▶ [RAW DATA]:

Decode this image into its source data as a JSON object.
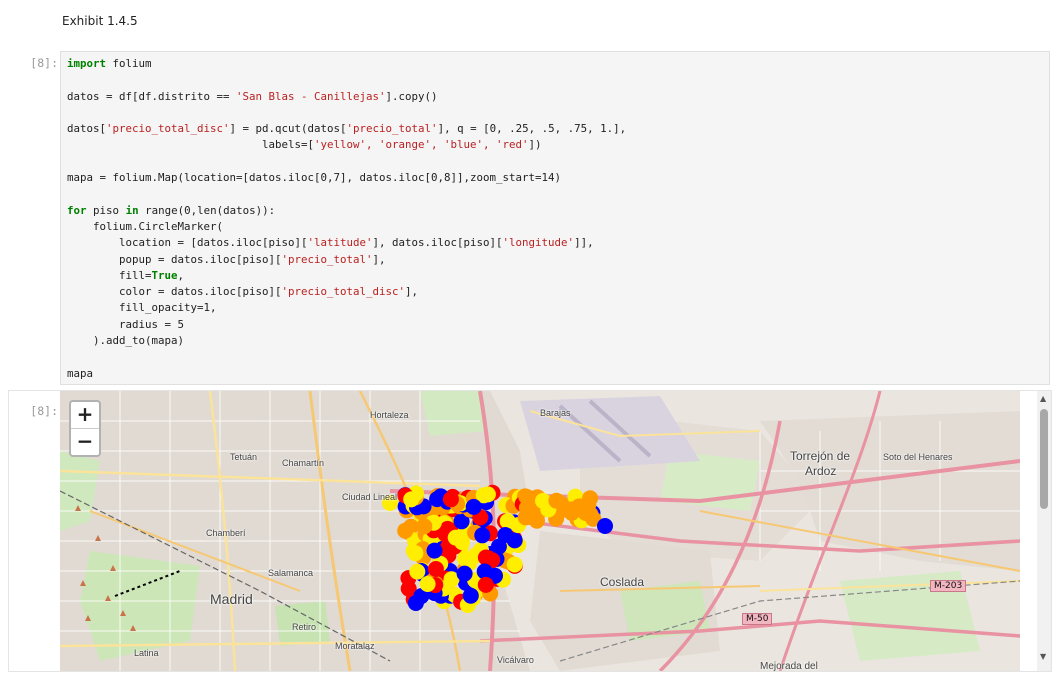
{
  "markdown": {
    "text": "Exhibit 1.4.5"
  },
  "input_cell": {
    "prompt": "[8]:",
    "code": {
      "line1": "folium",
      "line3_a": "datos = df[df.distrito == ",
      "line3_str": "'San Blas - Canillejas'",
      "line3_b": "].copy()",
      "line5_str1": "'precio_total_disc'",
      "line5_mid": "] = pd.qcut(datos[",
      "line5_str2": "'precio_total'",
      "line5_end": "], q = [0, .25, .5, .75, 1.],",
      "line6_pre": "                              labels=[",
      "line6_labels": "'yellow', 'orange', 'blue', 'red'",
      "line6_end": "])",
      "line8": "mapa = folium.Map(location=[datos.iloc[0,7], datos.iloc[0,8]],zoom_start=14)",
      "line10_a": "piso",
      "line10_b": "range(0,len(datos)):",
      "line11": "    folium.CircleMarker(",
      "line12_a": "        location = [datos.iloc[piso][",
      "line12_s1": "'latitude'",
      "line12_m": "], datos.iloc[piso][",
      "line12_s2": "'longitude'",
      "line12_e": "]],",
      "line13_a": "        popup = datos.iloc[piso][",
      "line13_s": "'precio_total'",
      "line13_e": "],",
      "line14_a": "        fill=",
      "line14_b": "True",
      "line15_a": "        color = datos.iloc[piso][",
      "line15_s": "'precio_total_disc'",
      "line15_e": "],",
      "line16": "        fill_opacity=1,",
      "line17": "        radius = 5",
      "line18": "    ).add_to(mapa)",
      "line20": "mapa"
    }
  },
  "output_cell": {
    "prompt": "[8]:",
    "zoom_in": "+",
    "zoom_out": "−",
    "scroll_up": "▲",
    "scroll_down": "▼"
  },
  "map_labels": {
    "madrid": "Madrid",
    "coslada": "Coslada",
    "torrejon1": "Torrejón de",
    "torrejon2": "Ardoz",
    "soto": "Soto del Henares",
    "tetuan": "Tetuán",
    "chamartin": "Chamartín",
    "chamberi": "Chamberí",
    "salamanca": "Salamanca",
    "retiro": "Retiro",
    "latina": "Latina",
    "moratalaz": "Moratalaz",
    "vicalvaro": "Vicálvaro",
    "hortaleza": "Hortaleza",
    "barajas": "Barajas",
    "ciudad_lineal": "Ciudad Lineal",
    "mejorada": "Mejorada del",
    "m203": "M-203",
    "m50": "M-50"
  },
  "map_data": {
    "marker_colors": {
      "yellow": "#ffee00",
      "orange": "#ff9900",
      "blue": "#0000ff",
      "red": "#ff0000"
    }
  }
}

...

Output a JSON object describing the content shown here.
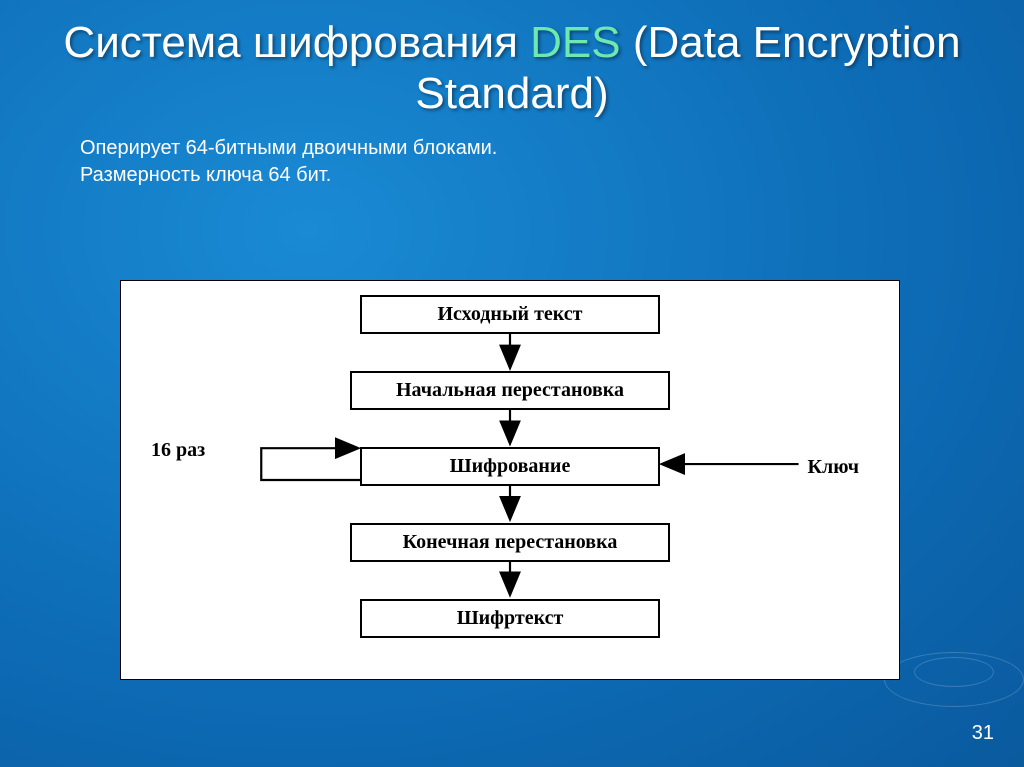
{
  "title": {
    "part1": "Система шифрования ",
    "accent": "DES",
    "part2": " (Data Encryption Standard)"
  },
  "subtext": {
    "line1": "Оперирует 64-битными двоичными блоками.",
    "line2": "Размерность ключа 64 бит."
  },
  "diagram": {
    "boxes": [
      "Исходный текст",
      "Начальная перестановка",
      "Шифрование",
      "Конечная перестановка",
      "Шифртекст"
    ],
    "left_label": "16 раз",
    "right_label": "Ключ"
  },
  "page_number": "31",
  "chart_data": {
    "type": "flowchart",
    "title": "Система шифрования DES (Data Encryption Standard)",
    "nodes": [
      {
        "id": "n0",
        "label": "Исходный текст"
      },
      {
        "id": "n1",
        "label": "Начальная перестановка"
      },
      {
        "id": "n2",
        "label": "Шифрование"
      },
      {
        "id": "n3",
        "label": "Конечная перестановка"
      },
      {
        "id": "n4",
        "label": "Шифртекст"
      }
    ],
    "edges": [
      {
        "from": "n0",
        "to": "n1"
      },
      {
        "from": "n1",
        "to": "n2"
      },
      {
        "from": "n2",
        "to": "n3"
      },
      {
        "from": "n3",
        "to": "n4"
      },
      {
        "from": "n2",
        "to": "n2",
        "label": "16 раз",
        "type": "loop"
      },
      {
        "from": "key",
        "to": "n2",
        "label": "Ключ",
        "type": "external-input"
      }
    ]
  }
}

---

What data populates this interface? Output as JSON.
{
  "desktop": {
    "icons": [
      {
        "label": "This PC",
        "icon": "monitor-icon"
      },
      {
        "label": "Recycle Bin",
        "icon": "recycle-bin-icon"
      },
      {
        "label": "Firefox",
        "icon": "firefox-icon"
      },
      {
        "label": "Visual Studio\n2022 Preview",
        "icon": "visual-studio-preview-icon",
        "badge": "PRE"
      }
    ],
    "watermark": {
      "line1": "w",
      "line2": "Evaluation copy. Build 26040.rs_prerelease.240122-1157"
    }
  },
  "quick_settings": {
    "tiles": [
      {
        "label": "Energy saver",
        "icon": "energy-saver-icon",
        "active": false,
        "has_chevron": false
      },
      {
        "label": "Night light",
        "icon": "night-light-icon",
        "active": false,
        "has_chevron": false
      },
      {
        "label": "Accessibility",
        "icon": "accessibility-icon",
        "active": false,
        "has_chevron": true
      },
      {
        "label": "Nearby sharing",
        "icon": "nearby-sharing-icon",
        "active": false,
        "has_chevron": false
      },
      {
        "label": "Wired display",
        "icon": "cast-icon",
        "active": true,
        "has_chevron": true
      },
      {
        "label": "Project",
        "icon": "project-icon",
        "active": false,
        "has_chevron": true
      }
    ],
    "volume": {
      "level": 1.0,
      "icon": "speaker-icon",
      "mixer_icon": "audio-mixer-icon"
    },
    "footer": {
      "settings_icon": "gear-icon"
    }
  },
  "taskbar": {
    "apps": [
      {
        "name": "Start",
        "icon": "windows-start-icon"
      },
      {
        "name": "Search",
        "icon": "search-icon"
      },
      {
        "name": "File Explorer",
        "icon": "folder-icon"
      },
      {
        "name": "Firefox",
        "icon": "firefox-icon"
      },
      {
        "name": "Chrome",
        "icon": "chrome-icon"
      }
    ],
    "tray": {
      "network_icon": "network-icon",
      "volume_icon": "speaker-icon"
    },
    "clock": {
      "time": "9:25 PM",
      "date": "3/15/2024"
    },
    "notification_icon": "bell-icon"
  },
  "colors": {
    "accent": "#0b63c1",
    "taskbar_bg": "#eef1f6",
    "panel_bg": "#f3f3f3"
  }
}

▶ [WHAT THE EXERCISE ASKS]:
Look through the data and gather every line with the string "перестановка" in it.

▶ [ANSWER TO THIS EXERCISE]:
      "Начальная перестановка",
      "Конечная перестановка",
        "label": "Начальная перестановка"
        "label": "Конечная перестановка"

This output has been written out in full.